# Stated task:
Exactly repeat all the records below, omitting the images they hold.

======== Input for this task ========

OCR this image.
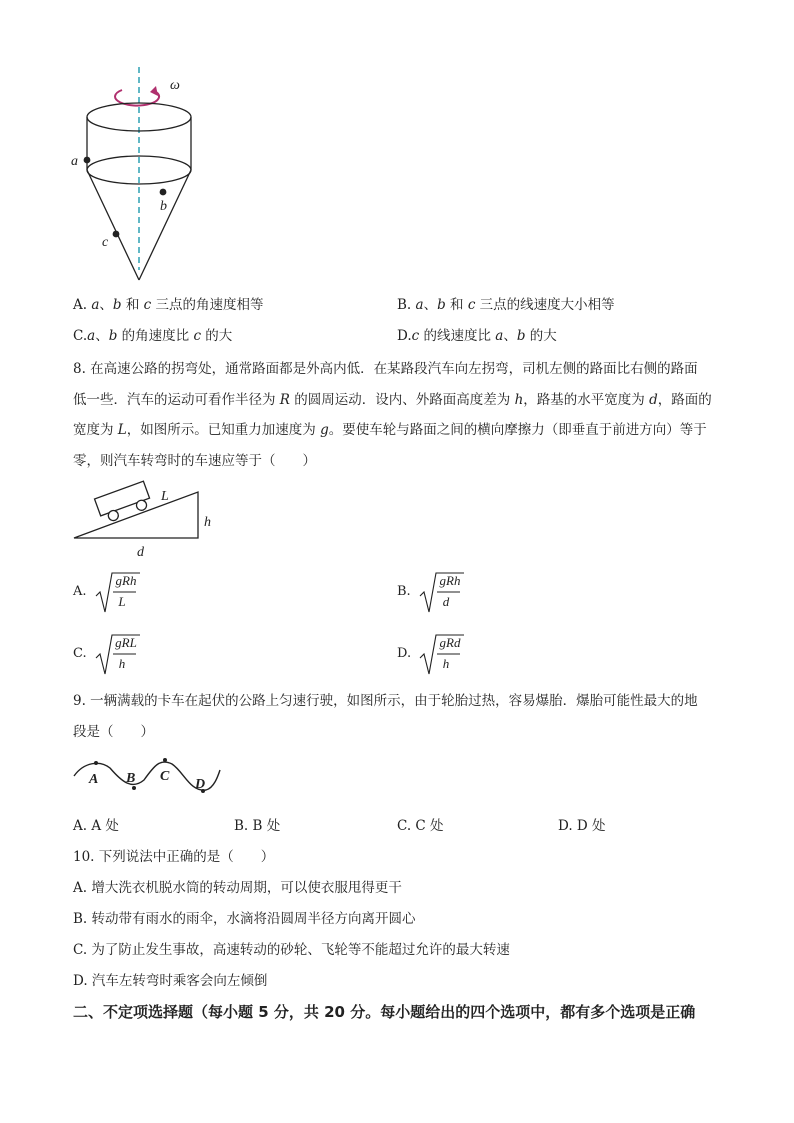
ω
a
b
c
A. a、b 和 c 三点的角速度相等	B. a、b 和 c 三点的线速度大小相等
C.a、b 的角速度比 c 的大	D.c 的线速度比 a、b 的大
8. 在高速公路的拐弯处，通常路面都是外高内低．在某路段汽车向左拐弯，司机左侧的路面比右侧的路面
低一些．汽车的运动可看作半径为 R 的圆周运动．设内、外路面高度差为 h，路基的水平宽度为 d，路面的
宽度为 L，如图所示。已知重力加速度为 g。要使车轮与路面之间的横向摩擦力（即垂直于前进方向）等于
零，则汽车转弯时的车速应等于（　　）
L
h
d
A.
gRh
L
B.
gRh
d
C.
gRL
h
D.
gRd
h
9. 一辆满载的卡车在起伏的公路上匀速行驶，如图所示，由于轮胎过热，容易爆胎．爆胎可能性最大的地
段是（　　）
A B C
D
A. A 处	B. B 处	C. C 处	D. D 处
10. 下列说法中正确的是（　　）
A. 增大洗衣机脱水筒的转动周期，可以使衣服甩得更干
B. 转动带有雨水的雨伞，水滴将沿圆周半径方向离开圆心
C. 为了防止发生事故，高速转动的砂轮、飞轮等不能超过允许的最大转速
D. 汽车左转弯时乘客会向左倾倒
二、不定项选择题（每小题 5 分，共 20 分。每小题给出的四个选项中，都有多个选项是正确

========

# Answer to this problem:
OCR this image.
ω
a
b
c
A. a、b 和 c 三点的角速度相等	B. a、b 和 c 三点的线速度大小相等
C.a、b 的角速度比 c 的大	D.c 的线速度比 a、b 的大
8. 在高速公路的拐弯处，通常路面都是外高内低．在某路段汽车向左拐弯，司机左侧的路面比右侧的路面
低一些．汽车的运动可看作半径为 R 的圆周运动．设内、外路面高度差为 h，路基的水平宽度为 d，路面的
宽度为 L，如图所示。已知重力加速度为 g。要使车轮与路面之间的横向摩擦力（即垂直于前进方向）等于
零，则汽车转弯时的车速应等于（　　）
L
h
d
A.
gRh
L
B.
gRh
d
C.
gRL
h
D.
gRd
h
9. 一辆满载的卡车在起伏的公路上匀速行驶，如图所示，由于轮胎过热，容易爆胎．爆胎可能性最大的地
段是（　　）
A B C
D
A. A 处	B. B 处	C. C 处	D. D 处
10. 下列说法中正确的是（　　）
A. 增大洗衣机脱水筒的转动周期，可以使衣服甩得更干
B. 转动带有雨水的雨伞，水滴将沿圆周半径方向离开圆心
C. 为了防止发生事故，高速转动的砂轮、飞轮等不能超过允许的最大转速
D. 汽车左转弯时乘客会向左倾倒
二、不定项选择题（每小题 5 分，共 20 分。每小题给出的四个选项中，都有多个选项是正确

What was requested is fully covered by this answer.